::: TEXT EXCERPT

I am the last born and I have a long following/ Everything and everyone is my elder/

I move through the relatives in my green leaves/ I eat canoes and drink inlets…

(from Maori writer Hinemoana Baker’s 2008 poem Last Born)

At the beginning of the Bhagavad Gita, seven war conches are named as their owners sound them at the start of the climactic Kurukshetra battle. War conches are shankha, the sacred or divine conch that is used in Hindu and Buddhist ritual, and in sacred ceremonies in different saltwater cultures around the world. There is a three to four thousand year tradition of diving to collect shankha from the waters of India and Sri Lanka, including Palk Strait.

The conch seems an unlikely candidate to reach the level of reverence it does in India, Sri Lanka and other cultures. In scientific terms, it is a large marine gastropod, a big sea snail. They are predators, feeding on other marine invertebrates and especially species of sand-living worms. The specific animal revered as shankha is Turbinella pyrum in Latin. It lives on sandy sea bottoms, and is common and restricted to the southern coasts of India, parts of Sri Lanka and the Andaman and Nicobar Islands. In its living form it is not obviously attractive, the shell being covered by a dark brown mantle of soft tissue. Once processed, it is a shining white symbol of the divine.

On these coasts on both sides of Palk Strait, the material properties of the living environment of land and ocean continue to be reshaped into the built form of local human beach communities. From the land, palmyra and coconut trunks, stalks and leaves become furniture, fences, roof framing, thatch, fishing boats, paddles, bailers, shade covers, walls. From the sea, sand becomes concrete, shells become lime, coral becomes construction blocks. Local artisans have specially woven the roof thatch on our buildings in both India and Sri Lanka. There are no nails or synthetic materials, and room dimensions are determined by the bearing capacity of palm beams.

::::::

DIRECTIONS:
Rewrite the paragraph in the Palk Strait text that begins "On these coasts on both sides of Palk Strait" as a short bulleted list that keeps its main facts. Use only the Palk Strait text to answer.

::: RECORDED INFORMATION

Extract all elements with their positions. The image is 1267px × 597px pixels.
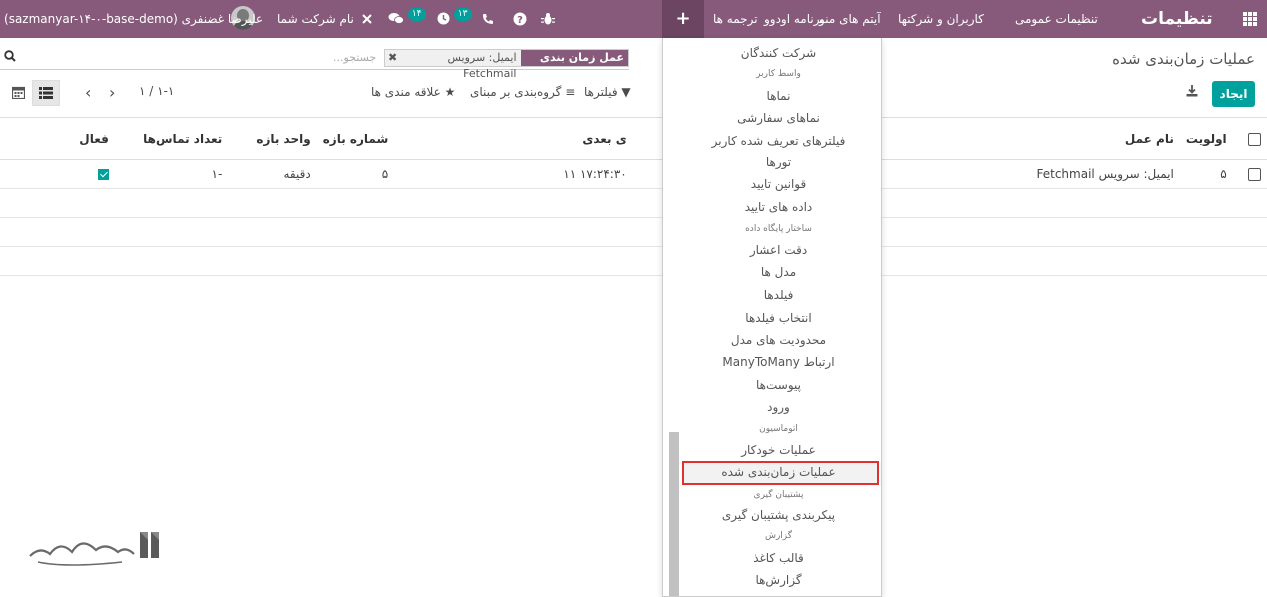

::::::

WRITTEN RESPONSE:
- On both sides of Palk Strait, local beach communities still turn land and sea materials into buildings.
- From the land, palmyra and coconut trunks, stalks and leaves become furniture, fences, roof framing, thatch, fishing boats, paddles, bailers, shade covers and walls.
- From the sea, sand becomes concrete, shells become lime and coral becomes construction blocks.
- Local artisans wove the roof thatch on the buildings described in both India and Sri Lanka.
- No nails or synthetic materials are used, and the bearing capacity of palm beams sets the room dimensions.